--- TASK DETAILS ---
Reproduce the records below exactly as given.

--- start STORED RECORDS ---

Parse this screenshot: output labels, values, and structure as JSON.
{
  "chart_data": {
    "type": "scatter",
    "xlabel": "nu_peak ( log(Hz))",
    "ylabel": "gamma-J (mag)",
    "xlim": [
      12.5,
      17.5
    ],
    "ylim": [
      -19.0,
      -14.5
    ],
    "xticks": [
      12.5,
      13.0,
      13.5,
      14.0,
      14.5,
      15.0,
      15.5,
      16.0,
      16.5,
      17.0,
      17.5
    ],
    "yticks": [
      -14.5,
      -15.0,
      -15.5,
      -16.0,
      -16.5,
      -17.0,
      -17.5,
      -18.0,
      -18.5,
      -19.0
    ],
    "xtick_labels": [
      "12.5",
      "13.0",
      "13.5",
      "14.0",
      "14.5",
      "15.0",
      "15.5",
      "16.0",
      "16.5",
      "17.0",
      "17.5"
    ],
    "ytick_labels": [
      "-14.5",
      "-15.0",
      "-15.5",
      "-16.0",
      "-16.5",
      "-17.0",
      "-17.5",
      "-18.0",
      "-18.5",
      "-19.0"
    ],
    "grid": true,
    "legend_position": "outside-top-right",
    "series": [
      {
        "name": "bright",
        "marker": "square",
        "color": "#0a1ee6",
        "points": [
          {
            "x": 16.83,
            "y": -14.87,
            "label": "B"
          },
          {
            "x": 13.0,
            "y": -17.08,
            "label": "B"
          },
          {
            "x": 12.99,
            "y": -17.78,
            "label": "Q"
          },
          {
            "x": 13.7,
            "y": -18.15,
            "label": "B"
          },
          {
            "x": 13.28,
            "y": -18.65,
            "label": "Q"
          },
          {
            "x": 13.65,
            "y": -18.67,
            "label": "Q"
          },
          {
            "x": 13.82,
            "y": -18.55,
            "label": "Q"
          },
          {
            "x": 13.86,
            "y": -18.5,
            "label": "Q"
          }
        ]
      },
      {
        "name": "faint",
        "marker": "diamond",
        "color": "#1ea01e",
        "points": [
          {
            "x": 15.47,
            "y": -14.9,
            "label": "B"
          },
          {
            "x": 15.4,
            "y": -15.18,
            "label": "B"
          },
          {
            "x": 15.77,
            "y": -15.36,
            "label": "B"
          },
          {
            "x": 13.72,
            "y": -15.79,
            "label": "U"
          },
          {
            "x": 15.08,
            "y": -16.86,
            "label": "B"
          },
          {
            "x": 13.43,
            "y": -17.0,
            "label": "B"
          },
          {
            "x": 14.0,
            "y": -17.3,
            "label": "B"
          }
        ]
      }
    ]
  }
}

--- end STORED RECORDS ---

--- RESULT OF THE EXERCISE ---
Parse this screenshot: output labels, values, and structure as JSON.
{
  "chart_data": {
    "type": "scatter",
    "xlabel": "nu_peak ( log(Hz))",
    "ylabel": "gamma-J (mag)",
    "xlim": [
      12.5,
      17.5
    ],
    "ylim": [
      -19.0,
      -14.5
    ],
    "xticks": [
      12.5,
      13.0,
      13.5,
      14.0,
      14.5,
      15.0,
      15.5,
      16.0,
      16.5,
      17.0,
      17.5
    ],
    "yticks": [
      -14.5,
      -15.0,
      -15.5,
      -16.0,
      -16.5,
      -17.0,
      -17.5,
      -18.0,
      -18.5,
      -19.0
    ],
    "xtick_labels": [
      "12.5",
      "13.0",
      "13.5",
      "14.0",
      "14.5",
      "15.0",
      "15.5",
      "16.0",
      "16.5",
      "17.0",
      "17.5"
    ],
    "ytick_labels": [
      "-14.5",
      "-15.0",
      "-15.5",
      "-16.0",
      "-16.5",
      "-17.0",
      "-17.5",
      "-18.0",
      "-18.5",
      "-19.0"
    ],
    "grid": true,
    "legend_position": "outside-top-right",
    "series": [
      {
        "name": "bright",
        "marker": "square",
        "color": "#0a1ee6",
        "points": [
          {
            "x": 16.83,
            "y": -14.87,
            "label": "B"
          },
          {
            "x": 13.0,
            "y": -17.08,
            "label": "B"
          },
          {
            "x": 12.99,
            "y": -17.78,
            "label": "Q"
          },
          {
            "x": 13.7,
            "y": -18.15,
            "label": "B"
          },
          {
            "x": 13.28,
            "y": -18.65,
            "label": "Q"
          },
          {
            "x": 13.65,
            "y": -18.67,
            "label": "Q"
          },
          {
            "x": 13.82,
            "y": -18.55,
            "label": "Q"
          },
          {
            "x": 13.86,
            "y": -18.5,
            "label": "Q"
          }
        ]
      },
      {
        "name": "faint",
        "marker": "diamond",
        "color": "#1ea01e",
        "points": [
          {
            "x": 15.47,
            "y": -14.9,
            "label": "B"
          },
          {
            "x": 15.4,
            "y": -15.18,
            "label": "B"
          },
          {
            "x": 15.77,
            "y": -15.36,
            "label": "B"
          },
          {
            "x": 13.72,
            "y": -15.79,
            "label": "U"
          },
          {
            "x": 15.08,
            "y": -16.86,
            "label": "B"
          },
          {
            "x": 13.43,
            "y": -17.0,
            "label": "B"
          },
          {
            "x": 14.0,
            "y": -17.3,
            "label": "B"
          }
        ]
      }
    ]
  }
}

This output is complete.